#### Stated exercise A
In the entries from the line with "segment this screenshot: for" up to and including the line with "I need the location", change "y-tick-label" to "y-axis-tick" and keep everything else the same. Please leave the pictures out of your answer.

#### Document extract

Supreme Court of Canada
Grand Trunk Railway Co. v. City of Toronto, (1910) 42 S.C.R. 613
Date: 1910-02-15
The Grand Trunk Railway Company of Canada and the Canadian Pacific Railway Company Appellants;
and
The City of Toronto Respondent.
(Toronto Viaduct Case.)
1909: November 29, 30; 1910: February 15.
Present: Girouard, Davies, Idington, Duff and Anglin JJ.
ON APPEAL FROM THE BOARD OF RAILWAY COMMISSIONERS FOR CANADA.
Railways—Jurisdiction of Board of Railway Commissioners—Deviation of tracks—Separation of grades—"Highway"—Dedication— User—Public way or means of communication—Access to harbour—Navigable waters—Construction of statute—"Special Act" -—R.S.C. 1906, c. 37, ss. 2(11) (28), 3, 237, 238, 241; 56 V. c. 4S(D.).

#### Stated exercise B
Write out the Toronto Viaduct Case extract word for word, from "(Toronto Viaduct Case.)" up to and including "V. c. 4S(D.).".

#### Supplied information
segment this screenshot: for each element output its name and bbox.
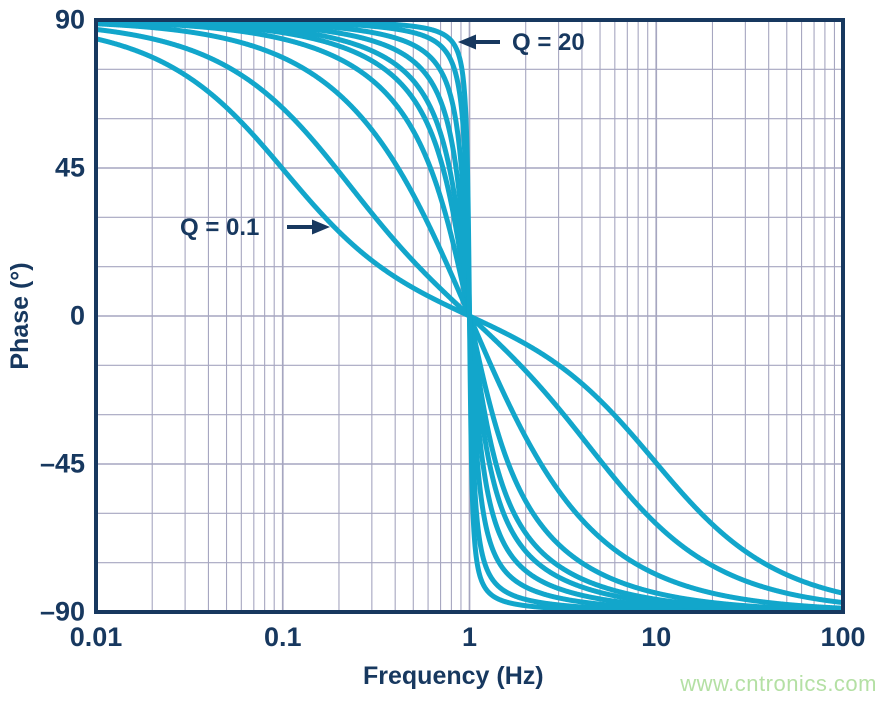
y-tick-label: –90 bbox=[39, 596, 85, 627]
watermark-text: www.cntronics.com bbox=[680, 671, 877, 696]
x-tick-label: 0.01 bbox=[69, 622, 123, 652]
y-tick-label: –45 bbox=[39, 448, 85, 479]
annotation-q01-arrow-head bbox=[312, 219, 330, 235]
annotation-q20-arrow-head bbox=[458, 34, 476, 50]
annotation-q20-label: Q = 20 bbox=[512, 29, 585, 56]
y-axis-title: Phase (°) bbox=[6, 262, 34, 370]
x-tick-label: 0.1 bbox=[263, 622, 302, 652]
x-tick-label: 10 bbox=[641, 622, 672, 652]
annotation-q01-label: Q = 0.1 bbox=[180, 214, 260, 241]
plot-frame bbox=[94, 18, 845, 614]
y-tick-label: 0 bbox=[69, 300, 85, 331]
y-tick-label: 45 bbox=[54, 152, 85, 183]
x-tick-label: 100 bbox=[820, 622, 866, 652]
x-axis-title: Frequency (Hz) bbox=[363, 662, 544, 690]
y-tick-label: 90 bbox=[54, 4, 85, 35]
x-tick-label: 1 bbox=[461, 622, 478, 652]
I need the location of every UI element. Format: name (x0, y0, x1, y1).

==

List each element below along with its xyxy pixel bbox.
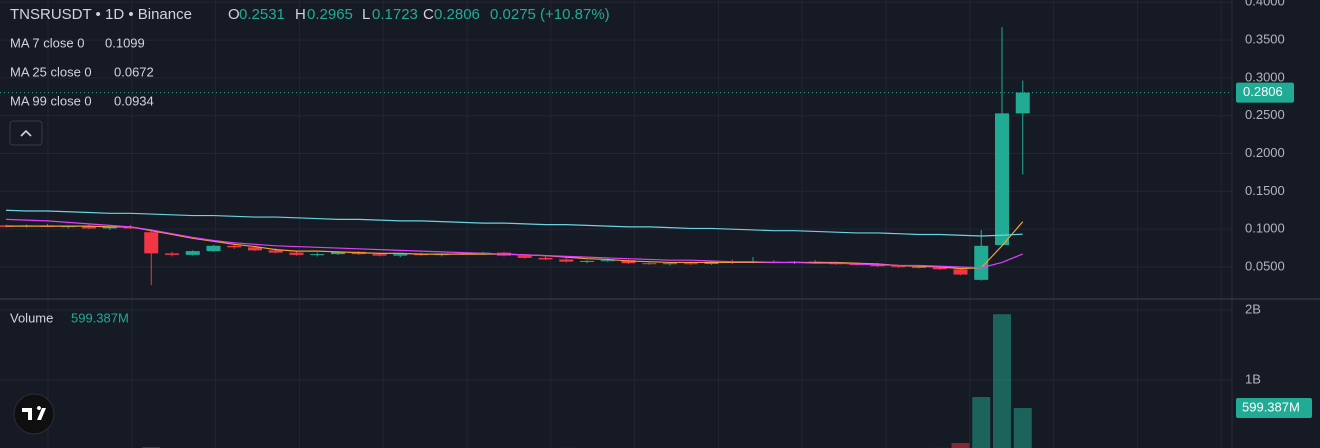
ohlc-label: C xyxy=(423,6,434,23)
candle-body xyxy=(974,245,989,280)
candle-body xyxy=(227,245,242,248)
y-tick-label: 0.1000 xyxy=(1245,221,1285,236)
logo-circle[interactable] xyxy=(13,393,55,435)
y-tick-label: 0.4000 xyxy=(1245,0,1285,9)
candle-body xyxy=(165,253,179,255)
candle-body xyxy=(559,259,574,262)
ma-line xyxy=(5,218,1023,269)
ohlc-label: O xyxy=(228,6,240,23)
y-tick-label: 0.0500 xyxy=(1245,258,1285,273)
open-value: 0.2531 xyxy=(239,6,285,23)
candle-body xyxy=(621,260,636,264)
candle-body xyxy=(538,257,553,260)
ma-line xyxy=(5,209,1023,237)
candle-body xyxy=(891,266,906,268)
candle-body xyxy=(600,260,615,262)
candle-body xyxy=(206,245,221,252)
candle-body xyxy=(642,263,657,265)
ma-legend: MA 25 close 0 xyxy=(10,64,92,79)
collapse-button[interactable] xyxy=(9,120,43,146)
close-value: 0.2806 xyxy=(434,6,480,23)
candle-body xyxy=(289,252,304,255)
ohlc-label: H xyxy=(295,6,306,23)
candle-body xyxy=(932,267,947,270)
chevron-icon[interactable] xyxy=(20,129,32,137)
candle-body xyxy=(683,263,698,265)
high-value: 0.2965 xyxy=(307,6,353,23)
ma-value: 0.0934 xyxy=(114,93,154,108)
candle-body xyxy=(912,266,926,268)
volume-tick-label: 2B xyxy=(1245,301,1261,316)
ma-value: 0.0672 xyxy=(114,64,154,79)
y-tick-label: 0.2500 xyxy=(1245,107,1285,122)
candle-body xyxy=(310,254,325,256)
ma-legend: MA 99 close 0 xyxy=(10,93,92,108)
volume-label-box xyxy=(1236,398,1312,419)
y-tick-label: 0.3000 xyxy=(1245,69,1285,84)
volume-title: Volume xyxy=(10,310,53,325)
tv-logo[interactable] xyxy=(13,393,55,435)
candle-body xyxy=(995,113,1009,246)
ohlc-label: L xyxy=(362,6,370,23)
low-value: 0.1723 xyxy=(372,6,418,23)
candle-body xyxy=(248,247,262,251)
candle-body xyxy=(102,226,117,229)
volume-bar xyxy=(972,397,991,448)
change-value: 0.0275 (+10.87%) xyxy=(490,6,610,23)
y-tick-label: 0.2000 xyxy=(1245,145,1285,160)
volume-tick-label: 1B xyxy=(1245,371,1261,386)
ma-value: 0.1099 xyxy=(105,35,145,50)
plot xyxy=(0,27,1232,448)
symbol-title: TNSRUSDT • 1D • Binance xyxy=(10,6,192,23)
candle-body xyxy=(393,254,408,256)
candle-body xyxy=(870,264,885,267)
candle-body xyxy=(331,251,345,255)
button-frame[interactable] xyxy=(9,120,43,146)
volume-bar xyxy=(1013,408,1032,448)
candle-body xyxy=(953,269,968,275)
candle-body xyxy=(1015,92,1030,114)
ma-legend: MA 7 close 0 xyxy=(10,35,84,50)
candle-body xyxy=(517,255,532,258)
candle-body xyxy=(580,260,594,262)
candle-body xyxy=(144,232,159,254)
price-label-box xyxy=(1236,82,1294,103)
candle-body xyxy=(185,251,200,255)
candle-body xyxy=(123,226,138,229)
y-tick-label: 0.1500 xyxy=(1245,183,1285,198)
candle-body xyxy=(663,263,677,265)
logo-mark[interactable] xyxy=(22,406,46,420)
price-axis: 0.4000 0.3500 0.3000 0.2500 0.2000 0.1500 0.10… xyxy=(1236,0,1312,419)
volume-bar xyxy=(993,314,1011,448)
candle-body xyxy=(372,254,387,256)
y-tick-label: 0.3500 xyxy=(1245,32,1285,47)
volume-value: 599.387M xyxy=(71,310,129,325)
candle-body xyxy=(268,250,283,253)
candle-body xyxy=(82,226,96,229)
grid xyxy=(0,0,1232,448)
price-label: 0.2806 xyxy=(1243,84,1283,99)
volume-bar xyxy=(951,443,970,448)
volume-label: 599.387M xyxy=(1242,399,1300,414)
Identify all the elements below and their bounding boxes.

#### Written reply A
segment this screenshot: for each element output its name and bbox.
y-axis-tick: –90 bbox=[39, 596, 85, 627]
watermark-text: www.cntronics.com bbox=[680, 671, 877, 696]
x-tick-label: 0.01 bbox=[69, 622, 123, 652]
y-axis-tick: –45 bbox=[39, 448, 85, 479]
annotation-q01-arrow-head bbox=[312, 219, 330, 235]
annotation-q20-arrow-head bbox=[458, 34, 476, 50]
annotation-q20-label: Q = 20 bbox=[512, 29, 585, 56]
y-axis-title: Phase (°) bbox=[6, 262, 34, 370]
x-tick-label: 0.1 bbox=[263, 622, 302, 652]
x-tick-label: 10 bbox=[641, 622, 672, 652]
annotation-q01-label: Q = 0.1 bbox=[180, 214, 260, 241]
plot-frame bbox=[94, 18, 845, 614]
y-axis-tick: 0 bbox=[69, 300, 85, 331]
y-axis-tick: 45 bbox=[54, 152, 85, 183]
x-tick-label: 100 bbox=[820, 622, 866, 652]
x-axis-title: Frequency (Hz) bbox=[363, 662, 544, 690]
y-axis-tick: 90 bbox=[54, 4, 85, 35]
x-tick-label: 1 bbox=[461, 622, 478, 652]
I need the location of every UI element. Format: name (x0, y0, x1, y1).

#### Written reply B
(Toronto Viaduct Case.)
1909: November 29, 30; 1910: February 15.
Present: Girouard, Davies, Idington, Duff and Anglin JJ.
ON APPEAL FROM THE BOARD OF RAILWAY COMMISSIONERS FOR CANADA.
Railways—Jurisdiction of Board of Railway Commissioners—Deviation of tracks—Separation of grades—"Highway"—Dedication— User—Public way or means of communication—Access to harbour—Navigable waters—Construction of statute—"Special Act" -—R.S.C. 1906, c. 37, ss. 2(11) (28), 3, 237, 238, 241; 56 V. c. 4S(D.).